■ WORK TO COMPLETE
• a. Echo the clinical notes word for word, starting with "Thalassemia — Clinical" and going on through "villus sampling (CVS).".
• b. Summarize the clinical notes in two sentences.

SOURCE TEXT section start

Sickle Cell Anaemia — Clinical Significance

Pathophysiology: HbS polymerization under low $O_{2}$ → sickle-shaped RBCs → vaso-occlusion (blocked capillaries) + haemolysis (destruction of RBCs by spleen). Clinical crises: Painful vaso-occlusive crises (bone pain, chest syndrome), splenic sequestration, stroke, aplastic crisis. Population relevance: High frequency in sub-Saharan Africa, Mediterranean, Middle East, India — corresponds to malaria-endemic regions (heterozygous advantage). Treatment: Hydroxyurea (increases HbF production), blood transfusions, bone marrow transplant, gene therapy (experimental).

Thalassemia — Clinical Significance

Beta-thalassemia major: Severe anaemia requiring monthly blood transfusions from infancy; iron overload from transfusions → organ damage; managed with iron chelation therapy. Screening: Carrier couples $\frac{HbA}{HbThal}$ should be identified prenatally; prenatal diagnosis by amniocentesis or chorionic villus sampling (CVS).

PKU — Clinical Significance

Neonatal screening: Detected on day 2–5 of life by heel-prick blood spot test (Guthrie test). Early diagnosis is critical. Treatment: Low-phenylalanine diet (avoid high-protein foods, use special formula) started within days of birth → prevents intellectual disability completely. Monitoring: Blood phenylalanine levels monitored regularly; dietary restriction continued lifelong.

SOURCE TEXT section end
RECORDS SUPPLIED section start

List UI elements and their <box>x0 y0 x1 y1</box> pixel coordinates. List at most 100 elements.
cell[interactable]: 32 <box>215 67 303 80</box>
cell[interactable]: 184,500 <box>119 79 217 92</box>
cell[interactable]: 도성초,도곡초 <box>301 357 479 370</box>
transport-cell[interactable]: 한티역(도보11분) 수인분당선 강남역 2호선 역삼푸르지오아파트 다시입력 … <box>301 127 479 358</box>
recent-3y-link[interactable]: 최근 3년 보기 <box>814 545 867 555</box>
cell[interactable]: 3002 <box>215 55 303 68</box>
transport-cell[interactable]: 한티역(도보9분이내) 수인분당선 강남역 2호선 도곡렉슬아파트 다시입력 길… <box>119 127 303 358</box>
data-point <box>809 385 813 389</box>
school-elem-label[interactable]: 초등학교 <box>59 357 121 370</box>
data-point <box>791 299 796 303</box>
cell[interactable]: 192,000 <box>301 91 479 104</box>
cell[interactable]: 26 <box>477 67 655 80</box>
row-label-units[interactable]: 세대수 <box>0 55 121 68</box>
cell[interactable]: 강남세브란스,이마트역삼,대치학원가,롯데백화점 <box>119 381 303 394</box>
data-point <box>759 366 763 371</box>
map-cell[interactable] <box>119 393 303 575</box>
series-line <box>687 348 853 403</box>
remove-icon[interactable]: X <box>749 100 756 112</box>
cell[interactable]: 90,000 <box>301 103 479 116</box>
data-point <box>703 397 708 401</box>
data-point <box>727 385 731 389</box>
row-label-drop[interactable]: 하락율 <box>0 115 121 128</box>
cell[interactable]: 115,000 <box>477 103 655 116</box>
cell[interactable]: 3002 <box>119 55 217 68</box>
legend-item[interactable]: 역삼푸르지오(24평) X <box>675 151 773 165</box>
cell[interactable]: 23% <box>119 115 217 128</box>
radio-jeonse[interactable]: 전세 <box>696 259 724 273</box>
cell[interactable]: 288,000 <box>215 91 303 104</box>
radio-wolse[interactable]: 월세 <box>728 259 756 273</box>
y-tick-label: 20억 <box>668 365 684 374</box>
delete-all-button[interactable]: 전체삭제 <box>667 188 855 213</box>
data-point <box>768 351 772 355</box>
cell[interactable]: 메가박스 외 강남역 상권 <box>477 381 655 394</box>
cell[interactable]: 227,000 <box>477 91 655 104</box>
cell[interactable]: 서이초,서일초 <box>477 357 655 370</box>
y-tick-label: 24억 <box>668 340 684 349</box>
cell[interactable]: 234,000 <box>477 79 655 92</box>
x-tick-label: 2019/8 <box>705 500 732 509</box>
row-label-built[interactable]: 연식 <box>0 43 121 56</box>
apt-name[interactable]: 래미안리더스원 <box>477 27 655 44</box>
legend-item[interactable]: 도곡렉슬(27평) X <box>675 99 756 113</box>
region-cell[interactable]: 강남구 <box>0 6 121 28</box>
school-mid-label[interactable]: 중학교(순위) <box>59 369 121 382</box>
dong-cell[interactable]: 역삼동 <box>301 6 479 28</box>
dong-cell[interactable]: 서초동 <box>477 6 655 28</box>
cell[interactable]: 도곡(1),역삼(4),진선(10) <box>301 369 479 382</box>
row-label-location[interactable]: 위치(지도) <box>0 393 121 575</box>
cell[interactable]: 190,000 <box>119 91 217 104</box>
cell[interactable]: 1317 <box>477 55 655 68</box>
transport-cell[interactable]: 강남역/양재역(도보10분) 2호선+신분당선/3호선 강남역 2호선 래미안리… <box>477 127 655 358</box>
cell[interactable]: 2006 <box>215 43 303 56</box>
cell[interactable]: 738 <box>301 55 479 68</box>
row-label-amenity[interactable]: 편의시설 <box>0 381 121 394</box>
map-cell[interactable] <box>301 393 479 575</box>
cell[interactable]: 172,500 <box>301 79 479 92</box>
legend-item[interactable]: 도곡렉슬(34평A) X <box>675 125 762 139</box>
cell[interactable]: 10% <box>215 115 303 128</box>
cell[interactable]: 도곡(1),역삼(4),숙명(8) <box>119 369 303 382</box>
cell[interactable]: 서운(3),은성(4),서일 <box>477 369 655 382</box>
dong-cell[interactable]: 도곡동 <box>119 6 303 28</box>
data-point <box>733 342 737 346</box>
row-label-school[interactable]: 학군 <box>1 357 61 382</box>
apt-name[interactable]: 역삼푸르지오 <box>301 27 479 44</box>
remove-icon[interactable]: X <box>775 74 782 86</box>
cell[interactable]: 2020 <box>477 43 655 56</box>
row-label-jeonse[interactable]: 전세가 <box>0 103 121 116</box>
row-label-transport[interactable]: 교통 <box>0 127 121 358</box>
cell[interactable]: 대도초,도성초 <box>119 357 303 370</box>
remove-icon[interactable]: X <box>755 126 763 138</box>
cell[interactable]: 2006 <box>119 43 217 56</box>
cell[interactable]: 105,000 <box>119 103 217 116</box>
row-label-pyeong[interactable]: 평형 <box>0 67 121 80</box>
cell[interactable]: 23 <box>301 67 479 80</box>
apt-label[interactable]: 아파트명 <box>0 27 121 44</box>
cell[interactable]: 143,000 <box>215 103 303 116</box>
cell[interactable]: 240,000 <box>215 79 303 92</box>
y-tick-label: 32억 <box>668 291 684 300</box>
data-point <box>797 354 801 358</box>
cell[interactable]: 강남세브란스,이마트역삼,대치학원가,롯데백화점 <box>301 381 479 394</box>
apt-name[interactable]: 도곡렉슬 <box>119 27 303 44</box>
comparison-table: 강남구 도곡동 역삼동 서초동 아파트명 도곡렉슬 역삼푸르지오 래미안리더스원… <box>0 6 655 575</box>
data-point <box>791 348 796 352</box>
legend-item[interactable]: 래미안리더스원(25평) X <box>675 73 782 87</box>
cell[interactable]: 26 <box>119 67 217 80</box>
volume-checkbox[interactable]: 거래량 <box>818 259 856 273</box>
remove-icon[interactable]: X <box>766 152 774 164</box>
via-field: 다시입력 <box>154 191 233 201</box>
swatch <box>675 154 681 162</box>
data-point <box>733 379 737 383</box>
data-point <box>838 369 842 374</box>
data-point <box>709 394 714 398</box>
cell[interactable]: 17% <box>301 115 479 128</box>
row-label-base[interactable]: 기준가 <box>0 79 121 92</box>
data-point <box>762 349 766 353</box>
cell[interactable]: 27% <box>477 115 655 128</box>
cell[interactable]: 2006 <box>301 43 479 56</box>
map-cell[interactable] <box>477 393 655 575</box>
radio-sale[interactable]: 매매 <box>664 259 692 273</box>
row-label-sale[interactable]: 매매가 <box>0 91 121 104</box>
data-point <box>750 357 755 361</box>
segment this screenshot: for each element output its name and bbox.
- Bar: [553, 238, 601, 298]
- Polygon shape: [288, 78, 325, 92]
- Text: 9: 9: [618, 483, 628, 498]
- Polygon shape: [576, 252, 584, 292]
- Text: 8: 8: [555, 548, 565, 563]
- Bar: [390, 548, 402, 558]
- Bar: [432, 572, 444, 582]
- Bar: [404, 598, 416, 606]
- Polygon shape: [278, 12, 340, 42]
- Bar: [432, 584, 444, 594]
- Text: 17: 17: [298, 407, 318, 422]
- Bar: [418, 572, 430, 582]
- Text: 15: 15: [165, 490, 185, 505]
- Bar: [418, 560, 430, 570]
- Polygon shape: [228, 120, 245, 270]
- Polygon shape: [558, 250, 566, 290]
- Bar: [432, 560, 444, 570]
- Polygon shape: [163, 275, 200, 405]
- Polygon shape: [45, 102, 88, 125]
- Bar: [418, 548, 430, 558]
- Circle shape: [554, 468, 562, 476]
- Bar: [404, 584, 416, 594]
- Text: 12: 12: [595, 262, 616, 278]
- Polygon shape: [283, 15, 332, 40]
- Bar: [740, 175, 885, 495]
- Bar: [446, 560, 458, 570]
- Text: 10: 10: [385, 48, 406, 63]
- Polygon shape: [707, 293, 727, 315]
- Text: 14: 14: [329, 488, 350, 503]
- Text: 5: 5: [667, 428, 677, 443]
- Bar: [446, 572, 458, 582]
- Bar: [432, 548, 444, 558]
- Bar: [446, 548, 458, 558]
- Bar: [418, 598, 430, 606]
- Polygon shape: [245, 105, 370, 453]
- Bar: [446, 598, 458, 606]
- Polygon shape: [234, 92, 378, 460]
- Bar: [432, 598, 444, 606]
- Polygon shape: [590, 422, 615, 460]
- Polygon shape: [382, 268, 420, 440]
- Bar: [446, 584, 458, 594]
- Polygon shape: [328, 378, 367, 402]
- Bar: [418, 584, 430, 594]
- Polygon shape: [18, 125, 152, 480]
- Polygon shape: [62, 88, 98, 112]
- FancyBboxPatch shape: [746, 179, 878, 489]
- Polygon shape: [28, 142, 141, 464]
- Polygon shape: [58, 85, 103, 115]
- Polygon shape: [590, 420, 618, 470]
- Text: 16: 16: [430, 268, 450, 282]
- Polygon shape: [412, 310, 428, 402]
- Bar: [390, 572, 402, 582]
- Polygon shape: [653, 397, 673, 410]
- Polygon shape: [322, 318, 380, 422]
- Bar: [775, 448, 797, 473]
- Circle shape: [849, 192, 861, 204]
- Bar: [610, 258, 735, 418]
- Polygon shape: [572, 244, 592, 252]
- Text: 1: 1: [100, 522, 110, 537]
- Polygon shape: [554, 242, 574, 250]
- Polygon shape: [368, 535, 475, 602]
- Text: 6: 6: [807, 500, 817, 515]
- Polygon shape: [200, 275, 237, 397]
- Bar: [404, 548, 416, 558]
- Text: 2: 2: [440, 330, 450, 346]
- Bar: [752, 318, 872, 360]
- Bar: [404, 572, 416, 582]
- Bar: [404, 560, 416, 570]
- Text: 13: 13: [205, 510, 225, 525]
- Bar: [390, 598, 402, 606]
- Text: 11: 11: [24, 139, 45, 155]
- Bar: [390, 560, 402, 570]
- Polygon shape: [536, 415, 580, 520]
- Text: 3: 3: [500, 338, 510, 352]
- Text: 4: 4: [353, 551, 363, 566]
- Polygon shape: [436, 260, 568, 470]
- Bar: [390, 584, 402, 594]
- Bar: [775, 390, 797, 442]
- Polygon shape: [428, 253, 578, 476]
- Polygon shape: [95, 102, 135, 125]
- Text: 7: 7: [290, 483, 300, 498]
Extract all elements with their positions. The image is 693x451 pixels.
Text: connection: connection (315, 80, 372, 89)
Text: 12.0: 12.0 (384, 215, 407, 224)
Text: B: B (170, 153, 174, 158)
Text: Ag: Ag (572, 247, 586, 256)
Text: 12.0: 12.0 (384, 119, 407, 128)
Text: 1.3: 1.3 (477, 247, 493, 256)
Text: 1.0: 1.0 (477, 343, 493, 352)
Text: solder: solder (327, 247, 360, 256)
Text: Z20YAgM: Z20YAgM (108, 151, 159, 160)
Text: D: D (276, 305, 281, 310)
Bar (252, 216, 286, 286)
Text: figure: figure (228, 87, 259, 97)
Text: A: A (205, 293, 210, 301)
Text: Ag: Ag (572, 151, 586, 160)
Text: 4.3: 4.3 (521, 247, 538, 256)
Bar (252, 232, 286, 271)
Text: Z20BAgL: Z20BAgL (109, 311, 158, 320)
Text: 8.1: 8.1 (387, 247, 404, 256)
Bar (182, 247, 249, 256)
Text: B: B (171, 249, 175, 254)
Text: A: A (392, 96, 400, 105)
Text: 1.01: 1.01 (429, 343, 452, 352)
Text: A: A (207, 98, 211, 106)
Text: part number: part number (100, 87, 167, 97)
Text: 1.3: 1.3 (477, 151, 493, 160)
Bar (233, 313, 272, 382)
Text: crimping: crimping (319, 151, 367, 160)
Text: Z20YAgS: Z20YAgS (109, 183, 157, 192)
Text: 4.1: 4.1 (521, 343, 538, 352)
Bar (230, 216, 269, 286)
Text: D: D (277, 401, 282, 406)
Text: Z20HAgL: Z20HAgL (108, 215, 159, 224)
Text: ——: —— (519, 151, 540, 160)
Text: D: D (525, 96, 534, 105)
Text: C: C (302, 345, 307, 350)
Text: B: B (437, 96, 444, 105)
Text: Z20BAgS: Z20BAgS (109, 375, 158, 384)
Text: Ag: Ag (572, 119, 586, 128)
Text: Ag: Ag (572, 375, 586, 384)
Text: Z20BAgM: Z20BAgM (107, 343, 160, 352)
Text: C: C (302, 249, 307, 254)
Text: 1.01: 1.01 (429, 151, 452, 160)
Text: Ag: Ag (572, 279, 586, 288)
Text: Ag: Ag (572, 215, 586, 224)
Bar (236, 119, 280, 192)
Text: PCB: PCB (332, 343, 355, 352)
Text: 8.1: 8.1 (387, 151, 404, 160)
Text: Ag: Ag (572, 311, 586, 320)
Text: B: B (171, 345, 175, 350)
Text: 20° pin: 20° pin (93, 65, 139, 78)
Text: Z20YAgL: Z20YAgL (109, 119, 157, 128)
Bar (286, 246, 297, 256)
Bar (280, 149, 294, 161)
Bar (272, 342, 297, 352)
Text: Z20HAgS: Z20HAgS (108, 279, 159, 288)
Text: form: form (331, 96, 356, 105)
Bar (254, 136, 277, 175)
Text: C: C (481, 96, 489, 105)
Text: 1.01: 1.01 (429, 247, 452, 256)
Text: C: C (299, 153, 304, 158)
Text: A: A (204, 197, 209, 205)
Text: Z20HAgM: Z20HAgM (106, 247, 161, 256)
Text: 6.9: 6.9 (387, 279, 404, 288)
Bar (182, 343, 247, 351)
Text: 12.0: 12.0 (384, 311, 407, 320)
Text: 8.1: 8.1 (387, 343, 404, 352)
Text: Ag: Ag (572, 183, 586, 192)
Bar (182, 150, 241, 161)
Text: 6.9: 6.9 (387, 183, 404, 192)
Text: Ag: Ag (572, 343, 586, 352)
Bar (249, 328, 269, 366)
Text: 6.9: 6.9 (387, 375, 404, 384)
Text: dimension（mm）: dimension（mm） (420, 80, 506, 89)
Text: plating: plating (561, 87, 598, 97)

RECORDS SUPPLIED section end

■ YOUR WRITTEN ANSWERS
• a.
Thalassemia — Clinical Significance

Beta-thalassemia major: Severe anaemia requiring monthly blood transfusions from infancy; iron overload from transfusions → organ damage; managed with iron chelation therapy. Screening: Carrier couples $\frac{HbA}{HbThal}$ should be identified prenatally; prenatal diagnosis by amniocentesis or chorionic villus sampling (CVS).

• b. Sickle cell anaemia arises when HbS polymerizes under low oxygen, producing sickle-shaped red blood cells that cause vaso-occlusion and haemolysis, and it is treated with hydroxyurea, blood transfusions, bone marrow transplant, or experimental gene therapy. Beta-thalassemia major requires monthly blood transfusions from infancy, with iron chelation therapy for the resulting iron overload, while PKU is detected by a neonatal heel-prick test and managed with a low-phenylalanine diet that is started within days of birth and continued lifelong.